(WHAT YOU SHOULD DO) Find the string "purchaseOrders" in the records. Copy every line it appears in.

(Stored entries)
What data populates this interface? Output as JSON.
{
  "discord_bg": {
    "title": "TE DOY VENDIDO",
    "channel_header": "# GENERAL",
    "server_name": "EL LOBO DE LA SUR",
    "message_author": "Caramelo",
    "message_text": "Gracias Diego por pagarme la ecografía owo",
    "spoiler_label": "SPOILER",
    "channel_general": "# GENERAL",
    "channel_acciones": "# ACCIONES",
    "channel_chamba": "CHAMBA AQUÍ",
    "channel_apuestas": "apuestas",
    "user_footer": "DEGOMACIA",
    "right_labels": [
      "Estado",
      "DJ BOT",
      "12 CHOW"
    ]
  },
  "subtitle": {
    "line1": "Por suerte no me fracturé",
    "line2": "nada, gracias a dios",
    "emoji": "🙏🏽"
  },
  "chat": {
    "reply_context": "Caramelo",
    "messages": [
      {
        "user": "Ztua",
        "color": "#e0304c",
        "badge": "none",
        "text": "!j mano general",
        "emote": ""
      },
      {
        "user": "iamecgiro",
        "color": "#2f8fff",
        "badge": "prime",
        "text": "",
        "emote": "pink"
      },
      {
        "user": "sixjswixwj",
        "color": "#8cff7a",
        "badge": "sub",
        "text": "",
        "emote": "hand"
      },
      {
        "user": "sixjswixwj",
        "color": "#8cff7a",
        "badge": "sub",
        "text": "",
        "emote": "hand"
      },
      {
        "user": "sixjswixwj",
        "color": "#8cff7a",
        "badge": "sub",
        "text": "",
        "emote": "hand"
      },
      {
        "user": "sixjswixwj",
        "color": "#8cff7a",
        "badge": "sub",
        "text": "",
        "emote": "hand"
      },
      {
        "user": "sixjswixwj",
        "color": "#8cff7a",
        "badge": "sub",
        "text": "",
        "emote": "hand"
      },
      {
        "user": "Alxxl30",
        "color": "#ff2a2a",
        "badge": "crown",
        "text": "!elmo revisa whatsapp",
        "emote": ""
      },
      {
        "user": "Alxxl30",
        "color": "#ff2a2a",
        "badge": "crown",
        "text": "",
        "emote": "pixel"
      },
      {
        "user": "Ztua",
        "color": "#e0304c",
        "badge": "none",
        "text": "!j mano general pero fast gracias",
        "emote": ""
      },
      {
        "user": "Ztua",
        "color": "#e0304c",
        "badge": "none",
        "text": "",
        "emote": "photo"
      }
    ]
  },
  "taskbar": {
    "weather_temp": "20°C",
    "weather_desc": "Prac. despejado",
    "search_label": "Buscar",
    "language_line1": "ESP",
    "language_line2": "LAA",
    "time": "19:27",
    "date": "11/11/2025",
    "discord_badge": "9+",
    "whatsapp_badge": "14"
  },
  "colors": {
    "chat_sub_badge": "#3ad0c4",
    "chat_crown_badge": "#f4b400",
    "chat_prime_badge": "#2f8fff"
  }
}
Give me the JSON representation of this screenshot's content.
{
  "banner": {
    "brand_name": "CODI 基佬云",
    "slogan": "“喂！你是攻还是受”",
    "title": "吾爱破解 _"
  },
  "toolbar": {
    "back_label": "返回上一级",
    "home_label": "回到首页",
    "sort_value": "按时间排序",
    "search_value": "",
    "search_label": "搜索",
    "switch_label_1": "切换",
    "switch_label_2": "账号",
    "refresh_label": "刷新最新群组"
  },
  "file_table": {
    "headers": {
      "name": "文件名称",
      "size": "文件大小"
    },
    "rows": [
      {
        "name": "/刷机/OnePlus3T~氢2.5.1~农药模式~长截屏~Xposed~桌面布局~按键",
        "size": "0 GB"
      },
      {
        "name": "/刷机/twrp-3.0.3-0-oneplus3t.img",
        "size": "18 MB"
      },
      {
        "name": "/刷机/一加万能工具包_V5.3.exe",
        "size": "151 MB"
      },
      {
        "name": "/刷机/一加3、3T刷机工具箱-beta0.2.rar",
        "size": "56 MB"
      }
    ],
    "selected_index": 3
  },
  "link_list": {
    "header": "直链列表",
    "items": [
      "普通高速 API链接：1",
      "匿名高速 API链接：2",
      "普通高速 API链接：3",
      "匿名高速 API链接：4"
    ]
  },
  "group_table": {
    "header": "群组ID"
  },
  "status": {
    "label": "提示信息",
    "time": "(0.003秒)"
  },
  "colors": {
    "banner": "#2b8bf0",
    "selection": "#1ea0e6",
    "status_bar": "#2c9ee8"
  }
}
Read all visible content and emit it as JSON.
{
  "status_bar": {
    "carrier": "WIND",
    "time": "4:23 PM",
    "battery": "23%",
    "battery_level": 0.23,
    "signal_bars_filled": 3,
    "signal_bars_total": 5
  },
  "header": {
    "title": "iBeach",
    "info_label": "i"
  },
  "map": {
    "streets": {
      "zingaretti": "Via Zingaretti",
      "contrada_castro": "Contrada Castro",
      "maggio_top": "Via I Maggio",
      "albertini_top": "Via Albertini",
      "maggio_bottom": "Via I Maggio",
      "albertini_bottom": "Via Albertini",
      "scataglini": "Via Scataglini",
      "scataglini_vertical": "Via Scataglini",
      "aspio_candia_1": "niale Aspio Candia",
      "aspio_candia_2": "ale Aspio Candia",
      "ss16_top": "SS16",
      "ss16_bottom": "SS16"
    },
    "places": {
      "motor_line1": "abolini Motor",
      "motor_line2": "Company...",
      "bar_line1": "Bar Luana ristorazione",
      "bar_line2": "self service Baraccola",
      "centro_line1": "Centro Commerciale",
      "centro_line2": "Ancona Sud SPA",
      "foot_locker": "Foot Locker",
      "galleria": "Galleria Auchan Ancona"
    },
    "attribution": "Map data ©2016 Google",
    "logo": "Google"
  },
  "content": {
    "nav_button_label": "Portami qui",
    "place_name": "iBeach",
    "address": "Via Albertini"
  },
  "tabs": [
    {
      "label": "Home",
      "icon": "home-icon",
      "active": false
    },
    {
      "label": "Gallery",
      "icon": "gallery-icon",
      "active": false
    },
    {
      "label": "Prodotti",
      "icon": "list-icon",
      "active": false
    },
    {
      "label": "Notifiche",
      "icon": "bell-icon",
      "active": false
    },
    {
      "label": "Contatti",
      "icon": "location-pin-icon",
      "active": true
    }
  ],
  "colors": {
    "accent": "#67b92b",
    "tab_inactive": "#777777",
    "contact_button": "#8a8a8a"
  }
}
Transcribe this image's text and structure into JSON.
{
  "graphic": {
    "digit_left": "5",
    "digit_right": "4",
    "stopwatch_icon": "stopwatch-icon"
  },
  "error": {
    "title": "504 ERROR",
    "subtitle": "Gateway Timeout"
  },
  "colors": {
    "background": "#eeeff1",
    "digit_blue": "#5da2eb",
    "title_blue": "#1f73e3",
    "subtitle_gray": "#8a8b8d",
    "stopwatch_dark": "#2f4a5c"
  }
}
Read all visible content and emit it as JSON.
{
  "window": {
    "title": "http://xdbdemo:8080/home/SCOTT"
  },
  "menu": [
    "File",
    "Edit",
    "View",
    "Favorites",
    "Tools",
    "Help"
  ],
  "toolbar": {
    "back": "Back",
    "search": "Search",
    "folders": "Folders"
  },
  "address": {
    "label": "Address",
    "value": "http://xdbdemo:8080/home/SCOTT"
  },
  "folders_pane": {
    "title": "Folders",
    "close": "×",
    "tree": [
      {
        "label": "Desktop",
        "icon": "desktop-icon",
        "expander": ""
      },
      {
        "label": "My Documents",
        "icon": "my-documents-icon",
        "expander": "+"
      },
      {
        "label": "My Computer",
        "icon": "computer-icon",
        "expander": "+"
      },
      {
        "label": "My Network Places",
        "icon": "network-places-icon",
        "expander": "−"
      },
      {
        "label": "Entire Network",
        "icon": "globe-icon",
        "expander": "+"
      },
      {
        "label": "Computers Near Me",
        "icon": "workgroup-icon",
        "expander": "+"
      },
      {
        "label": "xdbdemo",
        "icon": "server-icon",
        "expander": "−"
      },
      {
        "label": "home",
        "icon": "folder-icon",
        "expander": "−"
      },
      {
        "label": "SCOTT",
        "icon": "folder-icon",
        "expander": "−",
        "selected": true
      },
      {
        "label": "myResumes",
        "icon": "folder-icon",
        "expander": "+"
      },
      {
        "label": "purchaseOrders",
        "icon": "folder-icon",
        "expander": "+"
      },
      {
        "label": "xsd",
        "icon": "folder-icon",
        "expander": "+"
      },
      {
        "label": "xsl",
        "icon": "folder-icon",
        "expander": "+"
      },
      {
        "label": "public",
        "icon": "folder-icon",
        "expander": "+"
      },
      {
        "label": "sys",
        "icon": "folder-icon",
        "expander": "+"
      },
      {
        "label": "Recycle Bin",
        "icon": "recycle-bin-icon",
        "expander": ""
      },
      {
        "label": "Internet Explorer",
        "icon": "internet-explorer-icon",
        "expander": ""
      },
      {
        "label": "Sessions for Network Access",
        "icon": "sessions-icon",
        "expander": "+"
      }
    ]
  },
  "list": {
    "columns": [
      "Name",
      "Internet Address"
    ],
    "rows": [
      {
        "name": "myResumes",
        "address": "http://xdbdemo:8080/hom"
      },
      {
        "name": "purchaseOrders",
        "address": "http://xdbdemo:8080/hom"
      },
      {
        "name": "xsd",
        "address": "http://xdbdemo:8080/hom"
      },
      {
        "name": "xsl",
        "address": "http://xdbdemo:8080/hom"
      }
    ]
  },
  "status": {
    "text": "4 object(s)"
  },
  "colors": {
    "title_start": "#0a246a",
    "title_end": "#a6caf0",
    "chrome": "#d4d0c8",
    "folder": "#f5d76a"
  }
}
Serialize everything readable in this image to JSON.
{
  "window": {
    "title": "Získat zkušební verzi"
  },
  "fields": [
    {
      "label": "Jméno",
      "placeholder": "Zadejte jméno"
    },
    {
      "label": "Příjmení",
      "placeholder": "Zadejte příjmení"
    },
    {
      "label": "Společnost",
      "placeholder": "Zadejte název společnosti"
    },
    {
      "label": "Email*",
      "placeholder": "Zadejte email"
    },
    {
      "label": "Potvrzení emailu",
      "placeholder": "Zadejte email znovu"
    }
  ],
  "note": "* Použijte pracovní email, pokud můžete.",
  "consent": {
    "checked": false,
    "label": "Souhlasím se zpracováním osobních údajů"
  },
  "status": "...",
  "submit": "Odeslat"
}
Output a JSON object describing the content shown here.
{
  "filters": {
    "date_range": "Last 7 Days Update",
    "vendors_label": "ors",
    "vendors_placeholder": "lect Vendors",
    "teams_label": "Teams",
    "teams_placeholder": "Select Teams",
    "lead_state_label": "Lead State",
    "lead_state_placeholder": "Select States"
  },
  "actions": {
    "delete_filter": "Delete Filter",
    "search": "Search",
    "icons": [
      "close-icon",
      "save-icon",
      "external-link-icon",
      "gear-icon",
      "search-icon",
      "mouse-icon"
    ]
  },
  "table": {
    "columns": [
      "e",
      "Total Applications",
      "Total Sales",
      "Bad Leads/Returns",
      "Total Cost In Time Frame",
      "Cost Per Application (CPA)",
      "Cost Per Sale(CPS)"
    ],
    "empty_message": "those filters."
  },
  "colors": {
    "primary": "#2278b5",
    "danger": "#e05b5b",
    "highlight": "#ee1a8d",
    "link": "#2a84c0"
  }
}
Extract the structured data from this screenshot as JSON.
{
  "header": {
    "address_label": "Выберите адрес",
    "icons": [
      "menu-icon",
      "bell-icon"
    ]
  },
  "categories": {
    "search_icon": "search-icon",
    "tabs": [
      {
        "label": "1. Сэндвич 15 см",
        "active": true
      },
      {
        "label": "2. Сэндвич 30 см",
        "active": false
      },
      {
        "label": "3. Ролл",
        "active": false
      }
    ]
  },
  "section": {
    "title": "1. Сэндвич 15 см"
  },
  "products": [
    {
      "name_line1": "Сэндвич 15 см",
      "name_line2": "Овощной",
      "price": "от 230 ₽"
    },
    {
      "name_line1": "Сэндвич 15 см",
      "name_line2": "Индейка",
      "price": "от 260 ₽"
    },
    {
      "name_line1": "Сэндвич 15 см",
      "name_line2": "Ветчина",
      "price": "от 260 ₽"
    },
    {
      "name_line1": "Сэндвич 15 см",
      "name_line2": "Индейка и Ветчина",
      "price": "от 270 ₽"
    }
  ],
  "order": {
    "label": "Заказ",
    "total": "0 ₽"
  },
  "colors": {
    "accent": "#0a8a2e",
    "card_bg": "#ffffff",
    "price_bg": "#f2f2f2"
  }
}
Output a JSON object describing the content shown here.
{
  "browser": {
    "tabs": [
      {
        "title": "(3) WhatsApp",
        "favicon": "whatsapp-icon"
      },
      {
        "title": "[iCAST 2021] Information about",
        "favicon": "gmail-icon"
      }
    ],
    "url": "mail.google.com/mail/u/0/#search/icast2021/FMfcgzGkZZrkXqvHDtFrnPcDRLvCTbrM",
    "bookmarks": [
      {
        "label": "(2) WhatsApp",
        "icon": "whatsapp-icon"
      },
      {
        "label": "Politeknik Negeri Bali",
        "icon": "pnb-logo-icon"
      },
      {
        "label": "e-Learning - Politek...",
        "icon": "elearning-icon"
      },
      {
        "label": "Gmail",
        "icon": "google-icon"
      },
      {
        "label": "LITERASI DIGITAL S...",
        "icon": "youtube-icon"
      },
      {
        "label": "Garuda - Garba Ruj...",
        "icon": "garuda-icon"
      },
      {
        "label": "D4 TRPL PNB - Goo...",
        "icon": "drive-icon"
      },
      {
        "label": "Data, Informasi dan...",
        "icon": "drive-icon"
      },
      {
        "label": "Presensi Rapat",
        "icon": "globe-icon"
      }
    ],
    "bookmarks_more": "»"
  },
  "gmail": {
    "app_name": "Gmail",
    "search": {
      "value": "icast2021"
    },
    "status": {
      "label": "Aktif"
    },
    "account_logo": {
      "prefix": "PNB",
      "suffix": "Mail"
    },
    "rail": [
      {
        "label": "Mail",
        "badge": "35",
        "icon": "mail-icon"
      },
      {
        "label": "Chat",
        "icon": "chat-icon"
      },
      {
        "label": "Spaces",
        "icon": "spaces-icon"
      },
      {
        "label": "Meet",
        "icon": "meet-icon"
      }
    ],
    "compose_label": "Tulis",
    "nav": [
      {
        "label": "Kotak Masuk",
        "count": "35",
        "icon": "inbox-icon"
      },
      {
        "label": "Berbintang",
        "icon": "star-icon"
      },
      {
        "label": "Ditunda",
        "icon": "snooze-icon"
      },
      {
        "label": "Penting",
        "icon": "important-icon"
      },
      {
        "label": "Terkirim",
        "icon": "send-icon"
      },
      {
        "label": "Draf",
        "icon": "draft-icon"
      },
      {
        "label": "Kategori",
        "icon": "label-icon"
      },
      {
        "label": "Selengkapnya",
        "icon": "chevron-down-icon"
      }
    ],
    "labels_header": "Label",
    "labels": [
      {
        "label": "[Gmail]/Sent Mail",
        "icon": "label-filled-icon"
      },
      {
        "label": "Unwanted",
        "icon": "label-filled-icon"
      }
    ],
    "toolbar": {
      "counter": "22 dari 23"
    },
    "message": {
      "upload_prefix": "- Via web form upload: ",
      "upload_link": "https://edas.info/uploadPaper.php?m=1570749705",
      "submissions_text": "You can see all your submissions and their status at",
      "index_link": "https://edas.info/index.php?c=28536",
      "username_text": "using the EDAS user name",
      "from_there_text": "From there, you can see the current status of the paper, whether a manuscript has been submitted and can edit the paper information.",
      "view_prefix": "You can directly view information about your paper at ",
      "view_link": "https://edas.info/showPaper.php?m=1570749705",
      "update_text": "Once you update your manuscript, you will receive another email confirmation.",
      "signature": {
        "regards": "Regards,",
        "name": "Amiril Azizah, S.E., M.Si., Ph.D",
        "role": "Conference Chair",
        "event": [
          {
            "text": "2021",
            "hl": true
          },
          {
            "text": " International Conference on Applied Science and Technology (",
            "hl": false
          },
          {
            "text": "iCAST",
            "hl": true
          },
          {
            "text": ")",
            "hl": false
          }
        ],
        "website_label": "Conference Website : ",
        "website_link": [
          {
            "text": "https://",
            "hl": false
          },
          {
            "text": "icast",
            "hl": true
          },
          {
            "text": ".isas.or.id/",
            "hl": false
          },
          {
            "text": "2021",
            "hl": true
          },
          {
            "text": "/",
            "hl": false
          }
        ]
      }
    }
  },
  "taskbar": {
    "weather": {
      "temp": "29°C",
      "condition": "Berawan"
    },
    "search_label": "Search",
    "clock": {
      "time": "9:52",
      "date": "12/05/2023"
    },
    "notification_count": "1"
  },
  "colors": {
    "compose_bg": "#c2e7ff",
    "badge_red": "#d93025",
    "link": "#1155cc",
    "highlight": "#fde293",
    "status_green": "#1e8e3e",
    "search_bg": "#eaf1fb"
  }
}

(PROBLEM SOLUTION)
        "label": "purchaseOrders",
        "name": "purchaseOrders",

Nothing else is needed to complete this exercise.